> **THE INPUT**:
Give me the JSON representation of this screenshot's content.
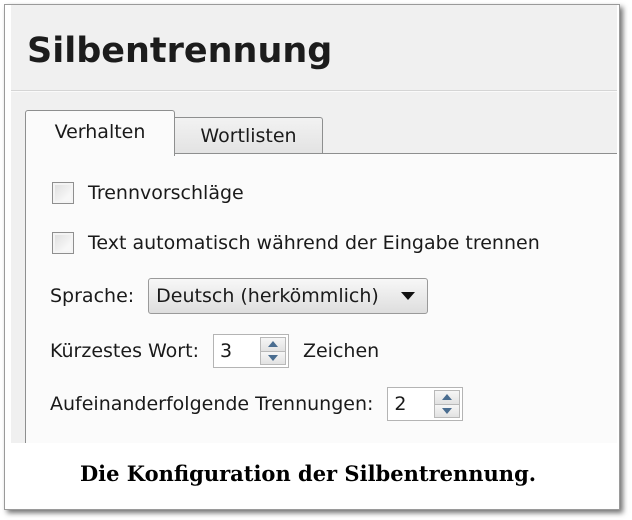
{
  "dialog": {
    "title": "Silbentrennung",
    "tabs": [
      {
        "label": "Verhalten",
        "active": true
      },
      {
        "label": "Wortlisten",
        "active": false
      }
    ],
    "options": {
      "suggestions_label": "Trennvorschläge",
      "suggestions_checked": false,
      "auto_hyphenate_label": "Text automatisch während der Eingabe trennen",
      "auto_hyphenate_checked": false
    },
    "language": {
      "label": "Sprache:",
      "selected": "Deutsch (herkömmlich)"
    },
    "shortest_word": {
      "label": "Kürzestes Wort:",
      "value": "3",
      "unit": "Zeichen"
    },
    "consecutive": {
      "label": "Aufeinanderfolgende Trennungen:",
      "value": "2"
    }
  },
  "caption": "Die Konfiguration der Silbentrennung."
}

> **GOAL**: Go over the records above and tally each line that includes "false". Give the total by itself.

> **EXPECTED OUTPUT**: 3